* What you should do:
Copy every line of the records below word for word. Leave out the pictures.

(Stored data entries)

- - - - - - -

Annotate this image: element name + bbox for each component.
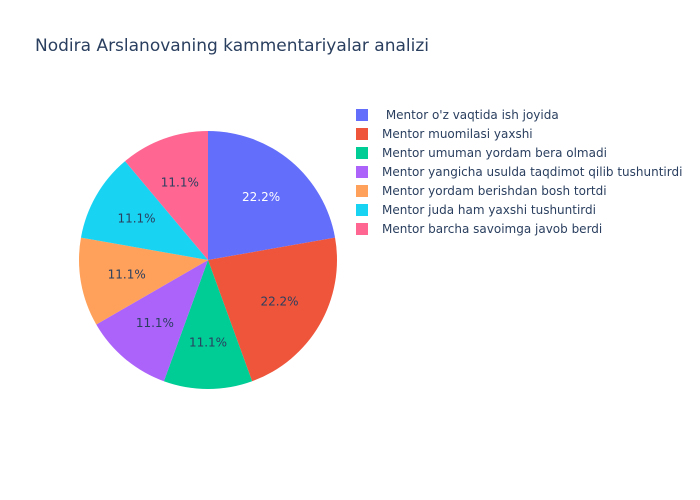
pie-slice-0[interactable] — [208, 131, 336, 260]
legend-label-4[interactable]: Mentor yordam berishdan bosh tortdi — [382, 184, 607, 198]
legend-swatch-2[interactable] — [356, 147, 368, 159]
slice-percent-label-0: 22.2% — [242, 190, 280, 204]
legend-swatch-0[interactable] — [356, 109, 368, 121]
slice-percent-label-4: 11.1% — [108, 267, 146, 281]
legend-swatch-6[interactable] — [356, 223, 368, 235]
slice-percent-label-6: 11.1% — [161, 175, 199, 189]
slice-percent-label-2: 11.1% — [189, 336, 227, 350]
slice-percent-label-5: 11.1% — [117, 212, 155, 226]
legend: Mentor o'z vaqtida ish joyida Mentor muom… — [356, 108, 682, 236]
legend-label-1[interactable]: Mentor muomilasi yaxshi — [382, 127, 533, 141]
pie-slice-3[interactable] — [96, 260, 208, 382]
pie-slice-2[interactable] — [163, 260, 253, 389]
legend-label-0[interactable]: Mentor o'z vaqtida ish joyida — [382, 108, 559, 122]
chart-title: Nodira Arslanovaning kammentariyalar ana… — [35, 36, 429, 56]
legend-swatch-5[interactable] — [356, 204, 368, 216]
slice-percent-label-3: 11.1% — [136, 316, 174, 330]
legend-label-5[interactable]: Mentor juda ham yaxshi tushuntirdi — [382, 203, 596, 217]
legend-swatch-3[interactable] — [356, 166, 368, 178]
legend-swatch-4[interactable] — [356, 185, 368, 197]
legend-swatch-1[interactable] — [356, 128, 368, 140]
pie-slice-labels: 22.2% 22.2% 11.1% 11.1% 11.1% 11.1% 11.1% — [108, 175, 299, 349]
pie-slice-5[interactable] — [80, 161, 208, 260]
slice-percent-label-1: 22.2% — [260, 294, 298, 308]
pie-slice-1[interactable] — [208, 237, 337, 382]
pie-slices — [78, 131, 337, 389]
pie-slice-4[interactable] — [78, 237, 208, 325]
legend-label-6[interactable]: Mentor barcha savoimga javob berdi — [382, 222, 602, 236]
legend-label-3[interactable]: Mentor yangicha usulda taqdimot qilib tu… — [382, 165, 682, 179]
legend-label-2[interactable]: Mentor umuman yordam bera olmadi — [382, 146, 607, 160]
pie-slice-6[interactable] — [125, 131, 208, 260]
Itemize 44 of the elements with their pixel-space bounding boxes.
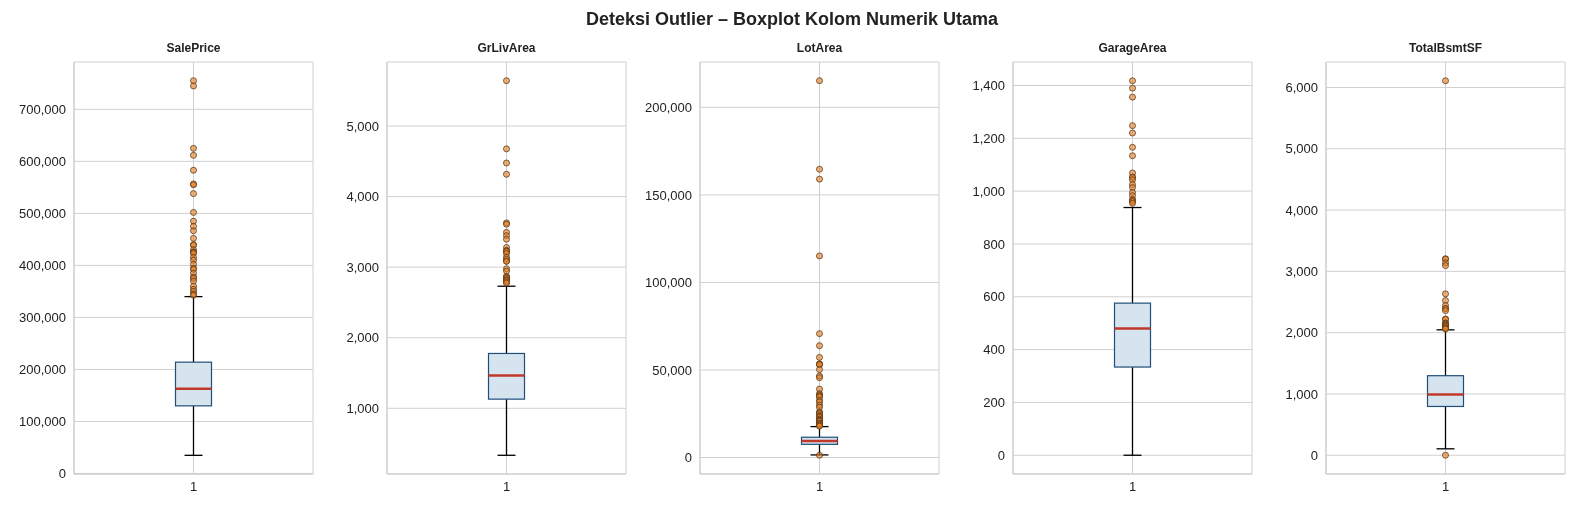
- x-tick-label: 1: [1441, 479, 1450, 495]
- y-tick-label: 100,000: [645, 275, 692, 291]
- x-tick-label: 1: [189, 479, 198, 495]
- y-tick-label: 2,000: [1285, 325, 1318, 341]
- y-tick-label: 3,000: [346, 259, 379, 275]
- y-tick-label: 50,000: [652, 362, 692, 378]
- y-tick-label: 5,000: [346, 118, 379, 134]
- y-tick-label: 400: [983, 342, 1005, 358]
- chart-title: GarageArea: [1098, 41, 1167, 55]
- y-tick-label: 800: [983, 236, 1005, 252]
- y-tick-label: 200: [983, 395, 1005, 411]
- y-tick-label: 500,000: [19, 205, 66, 221]
- y-tick-label: 600,000: [19, 153, 66, 169]
- y-tick-label: 700,000: [19, 101, 66, 117]
- chart-title: LotArea: [796, 41, 843, 55]
- x-tick-label: 1: [502, 479, 511, 495]
- x-tick-label: 1: [1128, 479, 1137, 495]
- y-tick-label: 4,000: [1285, 202, 1318, 218]
- y-tick-label: 400,000: [19, 258, 66, 274]
- y-tick-label: 200,000: [19, 362, 66, 378]
- y-tick-label: 0: [1310, 447, 1318, 463]
- y-tick-label: 2,000: [346, 330, 379, 346]
- x-tick-label: 1: [815, 479, 824, 495]
- y-tick-label: 100,000: [19, 414, 66, 430]
- y-tick-label: 1,000: [346, 400, 379, 416]
- y-tick-label: 0: [684, 450, 692, 466]
- y-tick-label: 200,000: [645, 99, 692, 115]
- y-tick-label: 3,000: [1285, 263, 1318, 279]
- y-tick-label: 6,000: [1285, 80, 1318, 96]
- y-tick-label: 1,000: [1285, 386, 1318, 402]
- y-tick-label: 5,000: [1285, 141, 1318, 157]
- y-tick-label: 0: [997, 447, 1005, 463]
- y-tick-label: 0: [58, 466, 66, 482]
- text: Deteksi Outlier – Boxplot Kolom Numerik Utama: [585, 9, 999, 29]
- y-tick-label: 4,000: [346, 189, 379, 205]
- y-tick-label: 1,400: [972, 78, 1005, 94]
- y-tick-label: 300,000: [19, 310, 66, 326]
- y-tick-label: 150,000: [645, 187, 692, 203]
- chart-title: SalePrice: [166, 41, 221, 55]
- y-tick-label: 600: [983, 289, 1005, 305]
- y-tick-label: 1,000: [972, 183, 1005, 199]
- chart-title: TotalBsmtSF: [1408, 41, 1483, 55]
- y-tick-label: 1,200: [972, 130, 1005, 146]
- chart-title: GrLivArea: [477, 41, 536, 55]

- - - - - - -

* Task output:
Annotate this image: element name + bbox for each component.
pie-slice-0[interactable] — [208, 131, 336, 260]
legend-label-4[interactable]: Mentor yordam berishdan bosh tortdi — [382, 184, 607, 198]
legend-swatch-2[interactable] — [356, 147, 368, 159]
slice-percent-label-0: 22.2% — [242, 190, 280, 204]
legend-swatch-0[interactable] — [356, 109, 368, 121]
slice-percent-label-4: 11.1% — [108, 267, 146, 281]
legend-swatch-6[interactable] — [356, 223, 368, 235]
slice-percent-label-6: 11.1% — [161, 175, 199, 189]
slice-percent-label-2: 11.1% — [189, 336, 227, 350]
slice-percent-label-5: 11.1% — [117, 212, 155, 226]
legend: Mentor o'z vaqtida ish joyida Mentor muom… — [356, 108, 682, 236]
legend-label-1[interactable]: Mentor muomilasi yaxshi — [382, 127, 533, 141]
pie-slice-3[interactable] — [96, 260, 208, 382]
pie-slice-2[interactable] — [163, 260, 253, 389]
legend-label-0[interactable]: Mentor o'z vaqtida ish joyida — [382, 108, 559, 122]
chart-title: Nodira Arslanovaning kammentariyalar ana… — [35, 36, 429, 56]
legend-swatch-5[interactable] — [356, 204, 368, 216]
slice-percent-label-3: 11.1% — [136, 316, 174, 330]
legend-label-5[interactable]: Mentor juda ham yaxshi tushuntirdi — [382, 203, 596, 217]
legend-swatch-3[interactable] — [356, 166, 368, 178]
legend-swatch-4[interactable] — [356, 185, 368, 197]
legend-swatch-1[interactable] — [356, 128, 368, 140]
pie-slice-labels: 22.2% 22.2% 11.1% 11.1% 11.1% 11.1% 11.1% — [108, 175, 299, 349]
pie-slice-5[interactable] — [80, 161, 208, 260]
slice-percent-label-1: 22.2% — [260, 294, 298, 308]
pie-slice-1[interactable] — [208, 237, 337, 382]
pie-slices — [78, 131, 337, 389]
pie-slice-4[interactable] — [78, 237, 208, 325]
legend-label-6[interactable]: Mentor barcha savoimga javob berdi — [382, 222, 602, 236]
legend-label-3[interactable]: Mentor yangicha usulda taqdimot qilib tu… — [382, 165, 682, 179]
legend-label-2[interactable]: Mentor umuman yordam bera olmadi — [382, 146, 607, 160]
pie-slice-6[interactable] — [125, 131, 208, 260]
Itemize 44 of the elements with their pixel-space bounding boxes.
- x-tick-label: 1: [1441, 479, 1450, 495]
- y-tick-label: 100,000: [645, 275, 692, 291]
- x-tick-label: 1: [189, 479, 198, 495]
- y-tick-label: 2,000: [1285, 325, 1318, 341]
- y-tick-label: 3,000: [346, 259, 379, 275]
- y-tick-label: 50,000: [652, 362, 692, 378]
- y-tick-label: 5,000: [346, 118, 379, 134]
- y-tick-label: 400: [983, 342, 1005, 358]
- chart-title: GarageArea: [1098, 41, 1167, 55]
- y-tick-label: 800: [983, 236, 1005, 252]
- y-tick-label: 200: [983, 395, 1005, 411]
- y-tick-label: 500,000: [19, 205, 66, 221]
- y-tick-label: 600,000: [19, 153, 66, 169]
- y-tick-label: 700,000: [19, 101, 66, 117]
- chart-title: LotArea: [796, 41, 843, 55]
- x-tick-label: 1: [502, 479, 511, 495]
- x-tick-label: 1: [1128, 479, 1137, 495]
- y-tick-label: 4,000: [1285, 202, 1318, 218]
- y-tick-label: 400,000: [19, 258, 66, 274]
- y-tick-label: 200,000: [19, 362, 66, 378]
- y-tick-label: 0: [1310, 447, 1318, 463]
- y-tick-label: 2,000: [346, 330, 379, 346]
- x-tick-label: 1: [815, 479, 824, 495]
- y-tick-label: 100,000: [19, 414, 66, 430]
- y-tick-label: 1,000: [346, 400, 379, 416]
- y-tick-label: 0: [684, 450, 692, 466]
- y-tick-label: 200,000: [645, 99, 692, 115]
- y-tick-label: 3,000: [1285, 263, 1318, 279]
- y-tick-label: 6,000: [1285, 80, 1318, 96]
- y-tick-label: 1,000: [1285, 386, 1318, 402]
- y-tick-label: 5,000: [1285, 141, 1318, 157]
- y-tick-label: 0: [997, 447, 1005, 463]
- y-tick-label: 0: [58, 466, 66, 482]
- text: Deteksi Outlier – Boxplot Kolom Numerik Utama: [585, 9, 999, 29]
- y-tick-label: 4,000: [346, 189, 379, 205]
- y-tick-label: 1,400: [972, 78, 1005, 94]
- y-tick-label: 300,000: [19, 310, 66, 326]
- y-tick-label: 150,000: [645, 187, 692, 203]
- chart-title: SalePrice: [166, 41, 221, 55]
- y-tick-label: 600: [983, 289, 1005, 305]
- y-tick-label: 1,000: [972, 183, 1005, 199]
- chart-title: TotalBsmtSF: [1408, 41, 1483, 55]
- y-tick-label: 1,200: [972, 130, 1005, 146]
- chart-title: GrLivArea: [477, 41, 536, 55]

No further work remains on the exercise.